Records from a data collection
━━━━━━━━━━━━━━━━━━━━━━━━━━━━━━

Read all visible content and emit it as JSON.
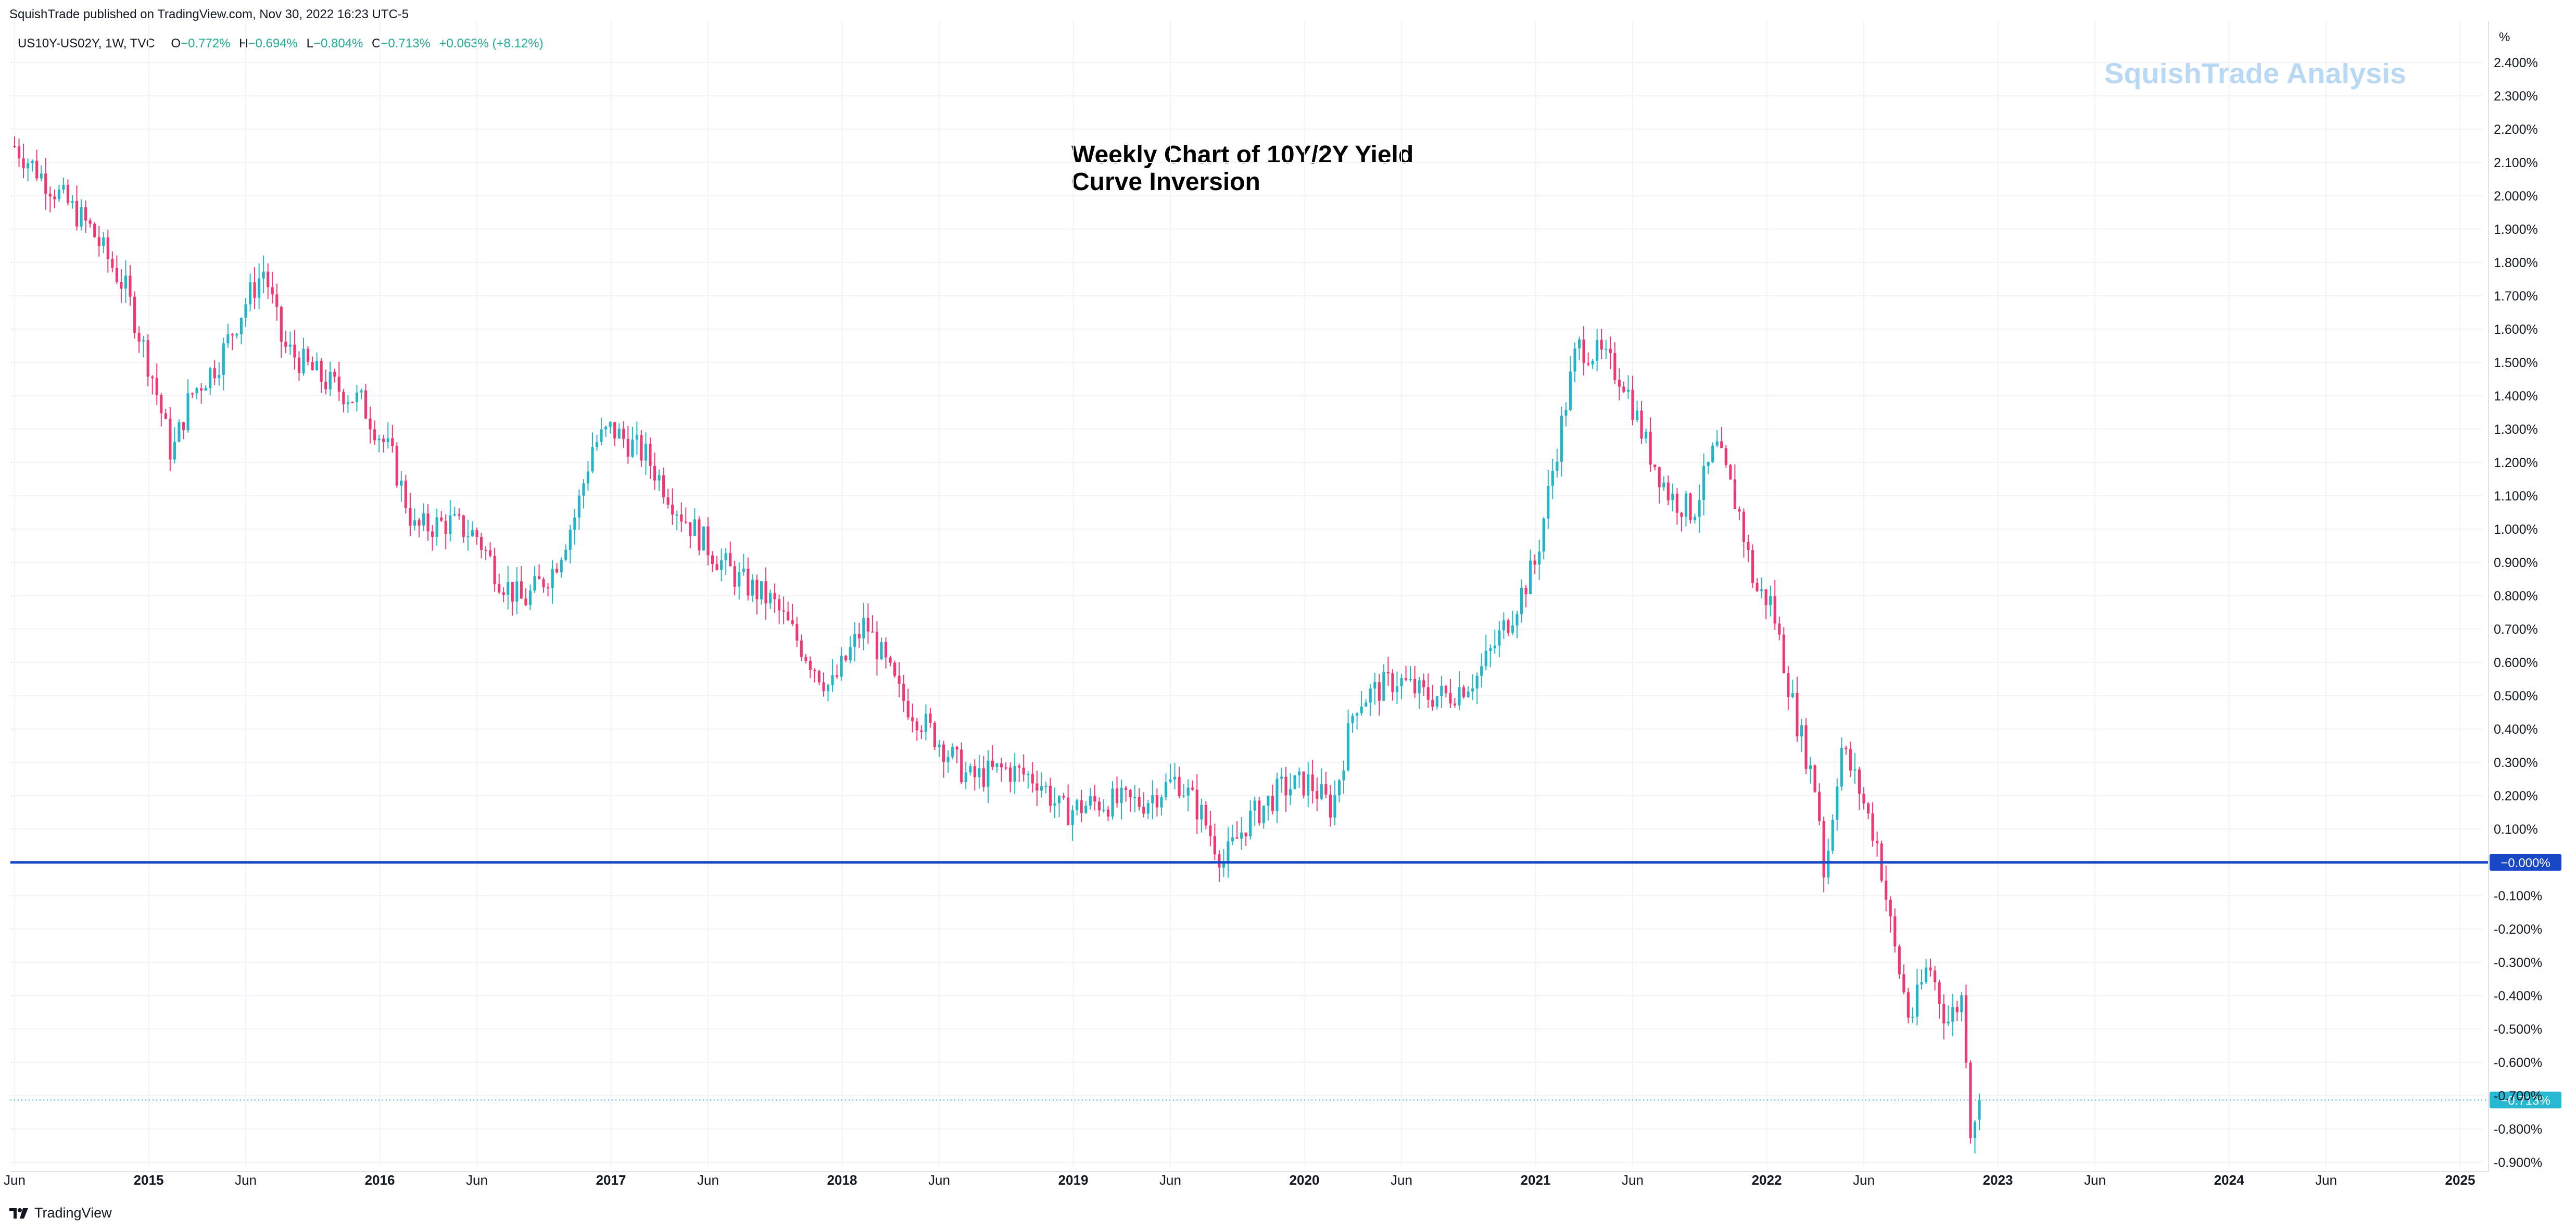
{
  "header": {
    "published": "SquishTrade published on TradingView.com, Nov 30, 2022 16:23 UTC-5"
  },
  "legend": {
    "symbol": "US10Y-US02Y, 1W, TVC",
    "o_label": "O",
    "o_value": "−0.772%",
    "h_label": "H",
    "h_value": "−0.694%",
    "l_label": "L",
    "l_value": "−0.804%",
    "c_label": "C",
    "c_value": "−0.713%",
    "change": "+0.063% (+8.12%)"
  },
  "watermark": "SquishTrade Analysis",
  "title_line1": "Weekly Chart of 10Y/2Y Yield",
  "title_line2": "Curve Inversion",
  "footer": {
    "brand": "TradingView"
  },
  "colors": {
    "up": "#22b5c8",
    "down": "#f23672",
    "hline": "#1848c8",
    "current": "#26b8d0",
    "grid": "#f0f3fa"
  },
  "chart_data": {
    "type": "candlestick",
    "title": "Weekly Chart of 10Y/2Y Yield Curve Inversion",
    "symbol": "US10Y-US02Y",
    "interval": "1W",
    "y_unit": "%",
    "ylim": [
      -0.9,
      2.5
    ],
    "xlim": [
      "2014-06-01",
      "2025-01-01"
    ],
    "y_ticks": [
      "2.400%",
      "2.300%",
      "2.200%",
      "2.100%",
      "2.000%",
      "1.900%",
      "1.800%",
      "1.700%",
      "1.600%",
      "1.500%",
      "1.400%",
      "1.300%",
      "1.200%",
      "1.100%",
      "1.000%",
      "0.900%",
      "0.800%",
      "0.700%",
      "0.600%",
      "0.500%",
      "0.400%",
      "0.300%",
      "0.200%",
      "0.100%",
      "-0.100%",
      "-0.200%",
      "-0.300%",
      "-0.400%",
      "-0.500%",
      "-0.600%",
      "-0.700%",
      "-0.800%",
      "-0.900%"
    ],
    "y_tick_values": [
      2.4,
      2.3,
      2.2,
      2.1,
      2.0,
      1.9,
      1.8,
      1.7,
      1.6,
      1.5,
      1.4,
      1.3,
      1.2,
      1.1,
      1.0,
      0.9,
      0.8,
      0.7,
      0.6,
      0.5,
      0.4,
      0.3,
      0.2,
      0.1,
      -0.1,
      -0.2,
      -0.3,
      -0.4,
      -0.5,
      -0.6,
      -0.7,
      -0.8,
      -0.9
    ],
    "x_ticks": [
      {
        "label": "Jun",
        "t": 2014.42
      },
      {
        "label": "2015",
        "t": 2015.0
      },
      {
        "label": "Jun",
        "t": 2015.42
      },
      {
        "label": "2016",
        "t": 2016.0
      },
      {
        "label": "Jun",
        "t": 2016.42
      },
      {
        "label": "2017",
        "t": 2017.0
      },
      {
        "label": "Jun",
        "t": 2017.42
      },
      {
        "label": "2018",
        "t": 2018.0
      },
      {
        "label": "Jun",
        "t": 2018.42
      },
      {
        "label": "2019",
        "t": 2019.0
      },
      {
        "label": "Jun",
        "t": 2019.42
      },
      {
        "label": "2020",
        "t": 2020.0
      },
      {
        "label": "Jun",
        "t": 2020.42
      },
      {
        "label": "2021",
        "t": 2021.0
      },
      {
        "label": "Jun",
        "t": 2021.42
      },
      {
        "label": "2022",
        "t": 2022.0
      },
      {
        "label": "Jun",
        "t": 2022.42
      },
      {
        "label": "2023",
        "t": 2023.0
      },
      {
        "label": "Jun",
        "t": 2023.42
      },
      {
        "label": "2024",
        "t": 2024.0
      },
      {
        "label": "Jun",
        "t": 2024.42
      },
      {
        "label": "2025",
        "t": 2025.0
      }
    ],
    "horizontal_line": {
      "value": 0.0,
      "label": "−0.000%"
    },
    "current_price": {
      "value": -0.713,
      "label": "−0.713%"
    },
    "last_candle": {
      "open": -0.772,
      "high": -0.694,
      "low": -0.804,
      "close": -0.713
    },
    "close_path": [
      [
        2014.42,
        2.15
      ],
      [
        2014.55,
        2.05
      ],
      [
        2014.75,
        1.9
      ],
      [
        2014.9,
        1.72
      ],
      [
        2015.02,
        1.45
      ],
      [
        2015.1,
        1.22
      ],
      [
        2015.18,
        1.4
      ],
      [
        2015.3,
        1.5
      ],
      [
        2015.42,
        1.68
      ],
      [
        2015.5,
        1.78
      ],
      [
        2015.58,
        1.55
      ],
      [
        2015.75,
        1.45
      ],
      [
        2015.92,
        1.38
      ],
      [
        2016.05,
        1.22
      ],
      [
        2016.15,
        1.0
      ],
      [
        2016.3,
        1.02
      ],
      [
        2016.42,
        0.98
      ],
      [
        2016.52,
        0.85
      ],
      [
        2016.62,
        0.78
      ],
      [
        2016.75,
        0.88
      ],
      [
        2016.85,
        1.05
      ],
      [
        2016.92,
        1.25
      ],
      [
        2017.0,
        1.3
      ],
      [
        2017.15,
        1.22
      ],
      [
        2017.3,
        1.05
      ],
      [
        2017.45,
        0.92
      ],
      [
        2017.55,
        0.85
      ],
      [
        2017.7,
        0.78
      ],
      [
        2017.85,
        0.62
      ],
      [
        2017.95,
        0.52
      ],
      [
        2018.1,
        0.72
      ],
      [
        2018.25,
        0.5
      ],
      [
        2018.4,
        0.38
      ],
      [
        2018.55,
        0.25
      ],
      [
        2018.7,
        0.28
      ],
      [
        2018.85,
        0.25
      ],
      [
        2018.95,
        0.15
      ],
      [
        2019.1,
        0.18
      ],
      [
        2019.3,
        0.18
      ],
      [
        2019.45,
        0.25
      ],
      [
        2019.55,
        0.15
      ],
      [
        2019.65,
        0.0
      ],
      [
        2019.75,
        0.12
      ],
      [
        2019.9,
        0.22
      ],
      [
        2020.02,
        0.24
      ],
      [
        2020.12,
        0.16
      ],
      [
        2020.22,
        0.48
      ],
      [
        2020.4,
        0.55
      ],
      [
        2020.52,
        0.5
      ],
      [
        2020.62,
        0.5
      ],
      [
        2020.75,
        0.56
      ],
      [
        2020.9,
        0.75
      ],
      [
        2021.0,
        0.9
      ],
      [
        2021.08,
        1.2
      ],
      [
        2021.18,
        1.55
      ],
      [
        2021.28,
        1.52
      ],
      [
        2021.38,
        1.45
      ],
      [
        2021.48,
        1.25
      ],
      [
        2021.58,
        1.1
      ],
      [
        2021.68,
        1.05
      ],
      [
        2021.78,
        1.25
      ],
      [
        2021.88,
        1.05
      ],
      [
        2021.95,
        0.82
      ],
      [
        2022.02,
        0.78
      ],
      [
        2022.12,
        0.45
      ],
      [
        2022.22,
        0.2
      ],
      [
        2022.25,
        -0.05
      ],
      [
        2022.32,
        0.35
      ],
      [
        2022.4,
        0.22
      ],
      [
        2022.48,
        0.05
      ],
      [
        2022.55,
        -0.25
      ],
      [
        2022.62,
        -0.48
      ],
      [
        2022.7,
        -0.3
      ],
      [
        2022.78,
        -0.48
      ],
      [
        2022.85,
        -0.4
      ],
      [
        2022.88,
        -0.8
      ],
      [
        2022.92,
        -0.713
      ]
    ]
  }
}
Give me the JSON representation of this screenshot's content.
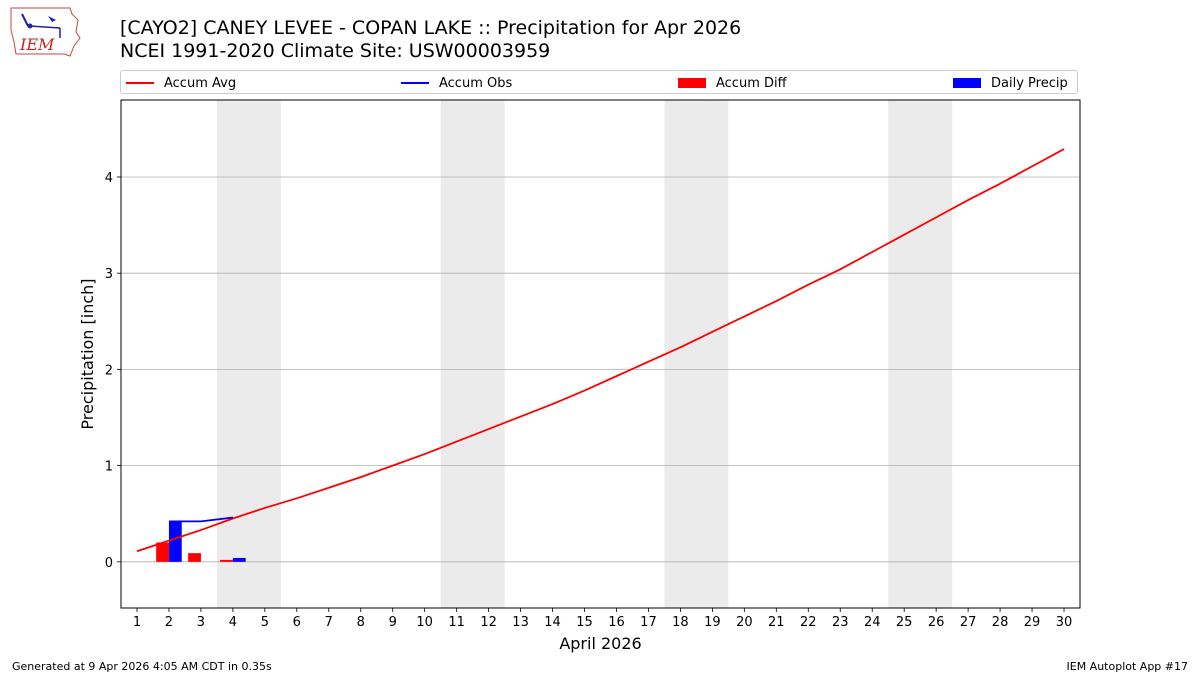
{
  "header": {
    "title_line1": "[CAYO2] CANEY LEVEE - COPAN LAKE :: Precipitation for Apr 2026",
    "title_line2": "NCEI 1991-2020 Climate Site: USW00003959"
  },
  "logo": {
    "text": "IEM"
  },
  "footer": {
    "generated": "Generated at 9 Apr 2026 4:05 AM CDT in 0.35s",
    "app": "IEM Autoplot App #17"
  },
  "legend": {
    "accum_avg": "Accum Avg",
    "accum_obs": "Accum Obs",
    "accum_diff": "Accum Diff",
    "daily_precip": "Daily Precip"
  },
  "colors": {
    "avg": "#ff0000",
    "obs": "#0000ff",
    "diff": "#ff0000",
    "daily": "#0000ff",
    "weekend": "#ebebeb",
    "grid": "#b0b0b0"
  },
  "chart_data": {
    "type": "line",
    "title": "[CAYO2] CANEY LEVEE - COPAN LAKE :: Precipitation for Apr 2026",
    "subtitle": "NCEI 1991-2020 Climate Site: USW00003959",
    "xlabel": "April 2026",
    "ylabel": "Precipitation [inch]",
    "xlim": [
      0.5,
      30.5
    ],
    "ylim": [
      -0.48,
      4.8
    ],
    "x_ticks": [
      1,
      2,
      3,
      4,
      5,
      6,
      7,
      8,
      9,
      10,
      11,
      12,
      13,
      14,
      15,
      16,
      17,
      18,
      19,
      20,
      21,
      22,
      23,
      24,
      25,
      26,
      27,
      28,
      29,
      30
    ],
    "y_ticks": [
      0,
      1,
      2,
      3,
      4
    ],
    "grid": "y",
    "legend_position": "top",
    "weekend_spans": [
      [
        3.5,
        5.5
      ],
      [
        10.5,
        12.5
      ],
      [
        17.5,
        19.5
      ],
      [
        24.5,
        26.5
      ]
    ],
    "series": [
      {
        "name": "Accum Avg",
        "type": "line",
        "x": [
          1,
          2,
          3,
          4,
          5,
          6,
          7,
          8,
          9,
          10,
          11,
          12,
          13,
          14,
          15,
          16,
          17,
          18,
          19,
          20,
          21,
          22,
          23,
          24,
          25,
          26,
          27,
          28,
          29,
          30
        ],
        "values": [
          0.11,
          0.22,
          0.33,
          0.45,
          0.56,
          0.66,
          0.77,
          0.88,
          1.0,
          1.12,
          1.25,
          1.38,
          1.51,
          1.64,
          1.78,
          1.93,
          2.08,
          2.23,
          2.39,
          2.55,
          2.71,
          2.88,
          3.04,
          3.22,
          3.4,
          3.58,
          3.76,
          3.93,
          4.11,
          4.29
        ]
      },
      {
        "name": "Accum Obs",
        "type": "line",
        "x": [
          2,
          3,
          4
        ],
        "values": [
          0.42,
          0.42,
          0.46
        ]
      },
      {
        "name": "Accum Diff",
        "type": "bar",
        "x": [
          2,
          3,
          4
        ],
        "values": [
          0.2,
          0.09,
          0.02
        ]
      },
      {
        "name": "Daily Precip",
        "type": "bar",
        "x": [
          2,
          3,
          4
        ],
        "values": [
          0.42,
          0.0,
          0.04
        ]
      }
    ]
  }
}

━━━━━━━━━━━━━━━━━━━━━━━━━━━━━━

Using the entries above, find all lines with "LEVEE". Copy them.

**Written response**:
    "title_line1": "[CAYO2] CANEY LEVEE - COPAN LAKE :: Precipitation for Apr 2026",
    "title": "[CAYO2] CANEY LEVEE - COPAN LAKE :: Precipitation for Apr 2026",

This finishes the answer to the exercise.